[Short exercise]
Gather all lines with "color" from the records.

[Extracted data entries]

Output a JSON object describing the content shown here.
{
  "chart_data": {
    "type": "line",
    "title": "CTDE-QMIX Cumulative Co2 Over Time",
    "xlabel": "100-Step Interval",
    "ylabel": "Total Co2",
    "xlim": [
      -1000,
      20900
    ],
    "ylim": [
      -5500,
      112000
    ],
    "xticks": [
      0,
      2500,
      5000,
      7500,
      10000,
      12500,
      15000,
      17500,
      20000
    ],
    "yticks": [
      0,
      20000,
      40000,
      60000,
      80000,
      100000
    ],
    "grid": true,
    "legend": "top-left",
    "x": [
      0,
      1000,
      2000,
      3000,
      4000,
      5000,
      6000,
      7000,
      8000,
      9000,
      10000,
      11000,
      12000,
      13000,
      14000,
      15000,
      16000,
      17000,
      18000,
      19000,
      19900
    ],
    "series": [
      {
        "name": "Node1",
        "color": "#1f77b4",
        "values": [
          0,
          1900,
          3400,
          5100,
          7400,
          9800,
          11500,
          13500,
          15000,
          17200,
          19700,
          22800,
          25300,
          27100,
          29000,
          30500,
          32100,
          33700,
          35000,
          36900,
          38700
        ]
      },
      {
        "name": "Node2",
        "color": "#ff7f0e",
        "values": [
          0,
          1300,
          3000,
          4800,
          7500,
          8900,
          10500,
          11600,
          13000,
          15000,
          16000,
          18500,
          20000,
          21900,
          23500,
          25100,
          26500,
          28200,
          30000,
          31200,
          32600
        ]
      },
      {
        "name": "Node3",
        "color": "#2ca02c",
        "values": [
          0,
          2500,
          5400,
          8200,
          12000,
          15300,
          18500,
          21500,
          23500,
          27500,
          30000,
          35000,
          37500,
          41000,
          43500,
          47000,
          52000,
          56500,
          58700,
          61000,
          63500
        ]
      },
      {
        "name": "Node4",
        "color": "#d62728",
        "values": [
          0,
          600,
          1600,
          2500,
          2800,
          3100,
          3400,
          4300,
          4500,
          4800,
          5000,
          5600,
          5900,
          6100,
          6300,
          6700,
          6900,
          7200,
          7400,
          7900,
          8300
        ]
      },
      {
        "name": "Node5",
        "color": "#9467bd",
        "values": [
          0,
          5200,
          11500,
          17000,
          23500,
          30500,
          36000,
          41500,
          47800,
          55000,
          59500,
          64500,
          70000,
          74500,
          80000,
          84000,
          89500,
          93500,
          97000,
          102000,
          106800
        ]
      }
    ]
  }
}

[Exercise response]
        "color": "#1f77b4",
        "color": "#ff7f0e",
        "color": "#2ca02c",
        "color": "#d62728",
        "color": "#9467bd",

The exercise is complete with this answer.